EXERCISE AIM
Some lines in the records below may hold the word "SERVICENETZ"; give the number of those lines and nothing else.

Figure record listings
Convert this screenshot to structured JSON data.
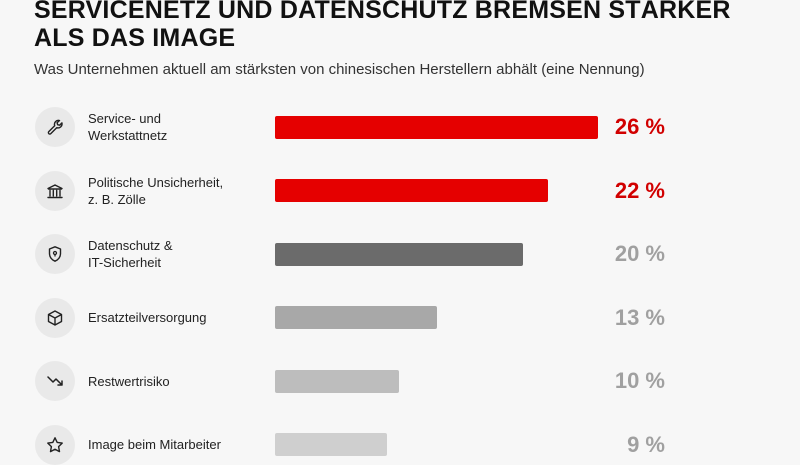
{
  "title": "SERVICENETZ UND DATENSCHUTZ BREMSEN STÄRKER ALS DAS IMAGE",
  "subtitle": "Was Unternehmen aktuell am stärksten von chinesischen Herstellern abhält (eine Nennung)",
  "chart_data": {
    "type": "bar",
    "orientation": "horizontal",
    "title": "SERVICENETZ UND DATENSCHUTZ BREMSEN STÄRKER ALS DAS IMAGE",
    "subtitle": "Was Unternehmen aktuell am stärksten von chinesischen Herstellern abhält (eine Nennung)",
    "unit": "%",
    "categories": [
      "Service- und\nWerkstattnetz",
      "Politische Unsicherheit,\nz. B. Zölle",
      "Datenschutz &\nIT-Sicherheit",
      "Ersatzteilversorgung",
      "Restwertrisiko",
      "Image beim Mitarbeiter"
    ],
    "values": [
      26,
      22,
      20,
      13,
      10,
      9
    ],
    "value_labels": [
      "26 %",
      "22 %",
      "20 %",
      "13 %",
      "10 %",
      "9 %"
    ],
    "bar_colors": [
      "#e50000",
      "#e50000",
      "#6b6b6b",
      "#a8a8a8",
      "#bdbdbd",
      "#cfcfcf"
    ],
    "label_colors": [
      "#d10000",
      "#d10000",
      "#a0a0a0",
      "#a0a0a0",
      "#a0a0a0",
      "#a0a0a0"
    ],
    "icons": [
      "wrench-icon",
      "bank-icon",
      "shield-icon",
      "box-icon",
      "trend-down-icon",
      "star-icon"
    ],
    "xlim": [
      0,
      26
    ],
    "grid": false
  }
}
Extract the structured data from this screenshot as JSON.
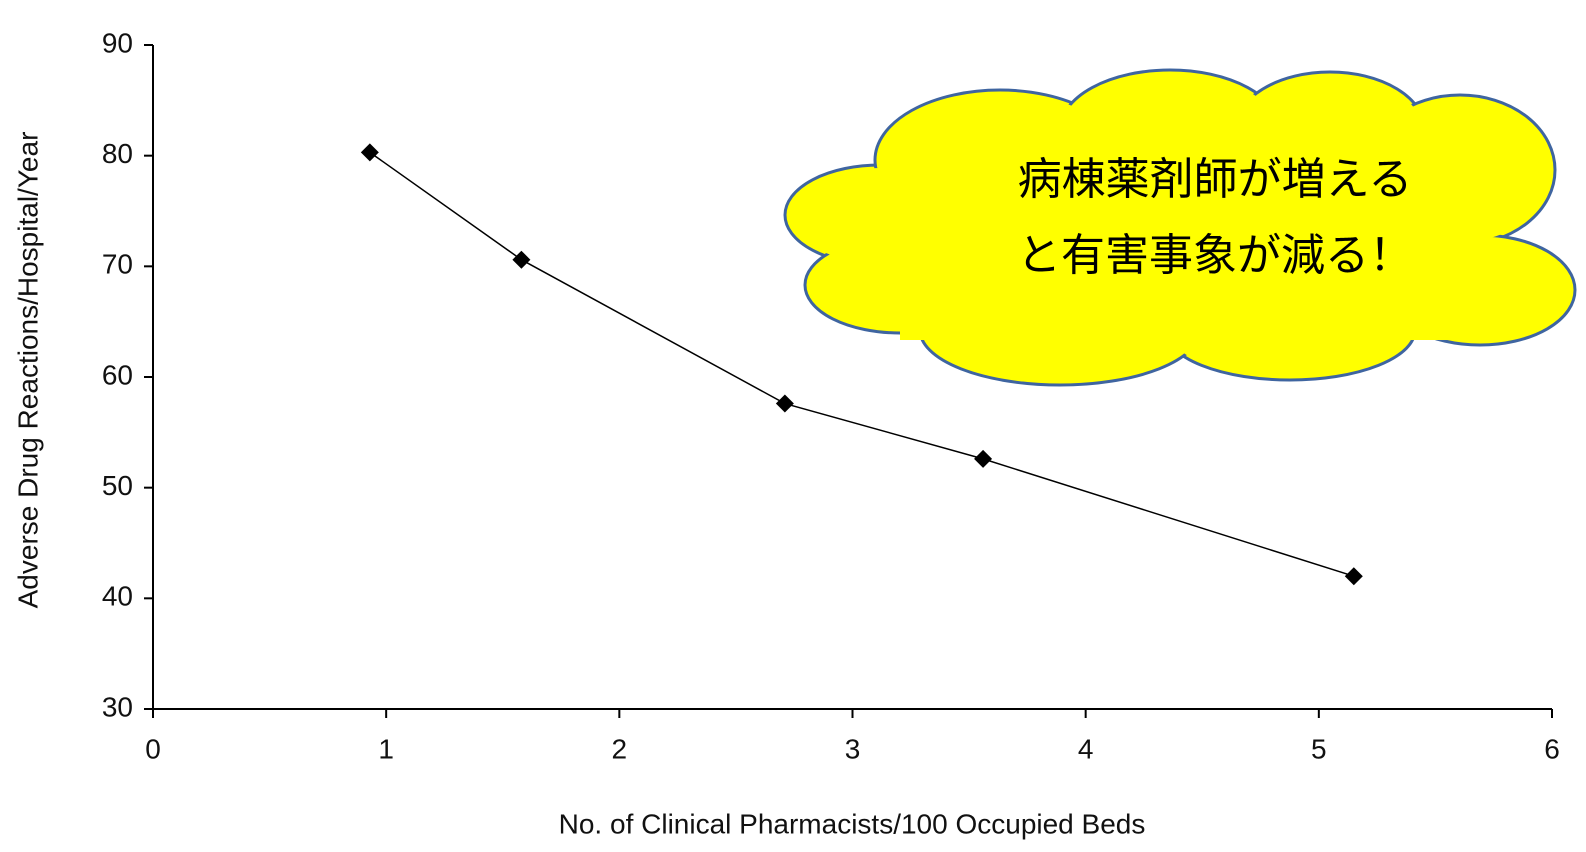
{
  "chart_data": {
    "type": "line",
    "x": [
      0.93,
      1.58,
      2.71,
      3.56,
      5.15
    ],
    "values": [
      80.3,
      70.6,
      57.6,
      52.6,
      42.0
    ],
    "color": "#000000",
    "xlabel": "No. of Clinical Pharmacists/100 Occupied Beds",
    "ylabel": "Adverse Drug Reactions/Hospital/Year",
    "xlim": [
      0,
      6
    ],
    "xticks": [
      0,
      1,
      2,
      3,
      4,
      5,
      6
    ],
    "ylim": [
      30,
      90
    ],
    "yticks": [
      30,
      40,
      50,
      60,
      70,
      80,
      90
    ],
    "grid": false,
    "annotation": [
      "病棟薬剤師が増える",
      "と有害事象が減る！"
    ]
  }
}
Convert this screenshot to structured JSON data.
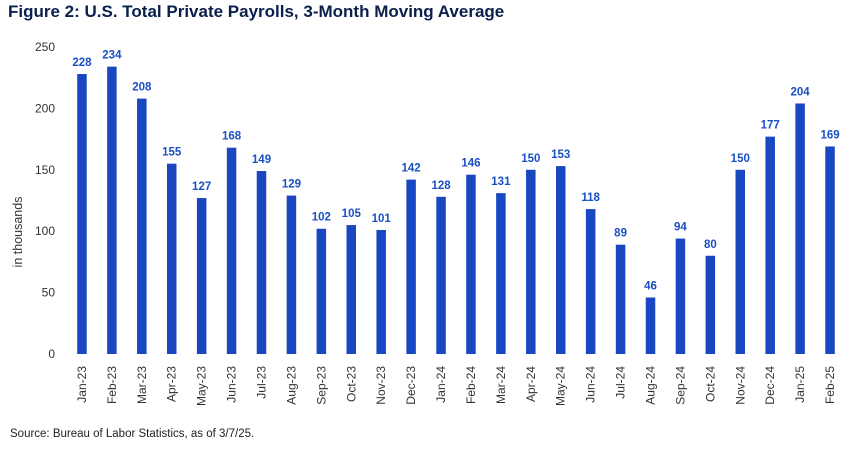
{
  "title": "Figure 2: U.S. Total Private Payrolls, 3-Month Moving Average",
  "source": "Source: Bureau of Labor Statistics, as of 3/7/25.",
  "colors": {
    "bar": "#1947c2",
    "label": "#1a4fc4",
    "title": "#0b1f4d"
  },
  "chart_data": {
    "type": "bar",
    "title": "Figure 2: U.S. Total Private Payrolls, 3-Month Moving Average",
    "xlabel": "",
    "ylabel": "in thousands",
    "ylim": [
      0,
      250
    ],
    "yticks": [
      0,
      50,
      100,
      150,
      200,
      250
    ],
    "grid": false,
    "categories": [
      "Jan-23",
      "Feb-23",
      "Mar-23",
      "Apr-23",
      "May-23",
      "Jun-23",
      "Jul-23",
      "Aug-23",
      "Sep-23",
      "Oct-23",
      "Nov-23",
      "Dec-23",
      "Jan-24",
      "Feb-24",
      "Mar-24",
      "Apr-24",
      "May-24",
      "Jun-24",
      "Jul-24",
      "Aug-24",
      "Sep-24",
      "Oct-24",
      "Nov-24",
      "Dec-24",
      "Jan-25",
      "Feb-25"
    ],
    "values": [
      228,
      234,
      208,
      155,
      127,
      168,
      149,
      129,
      102,
      105,
      101,
      142,
      128,
      146,
      131,
      150,
      153,
      118,
      89,
      46,
      94,
      80,
      150,
      177,
      204,
      169
    ]
  }
}
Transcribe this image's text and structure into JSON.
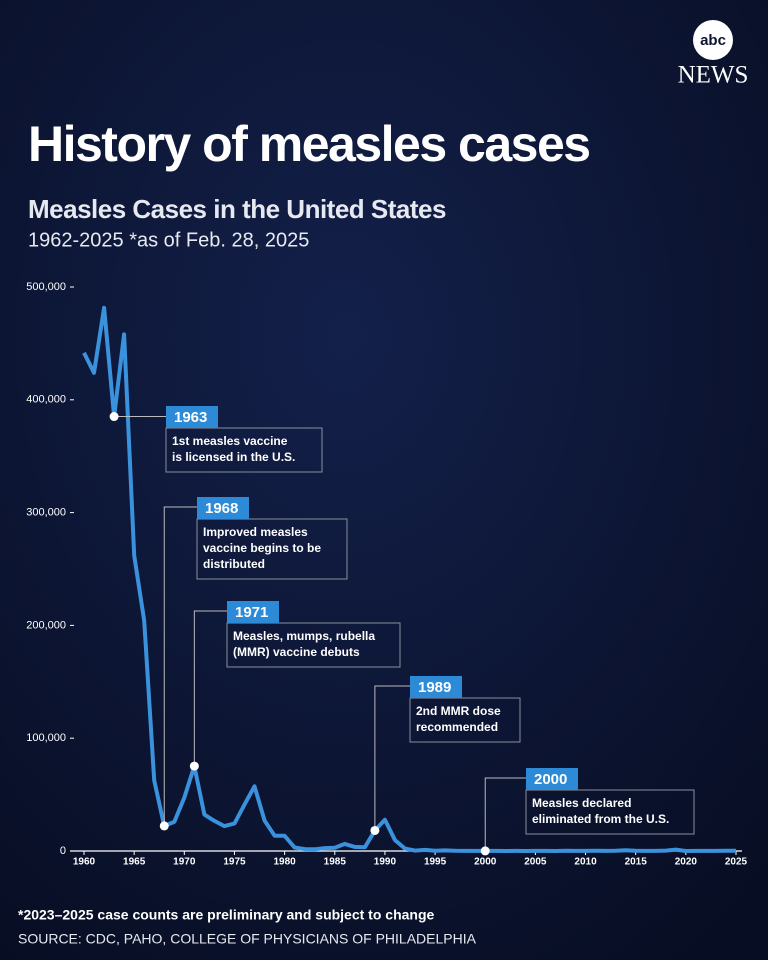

ANSWER BELOW
2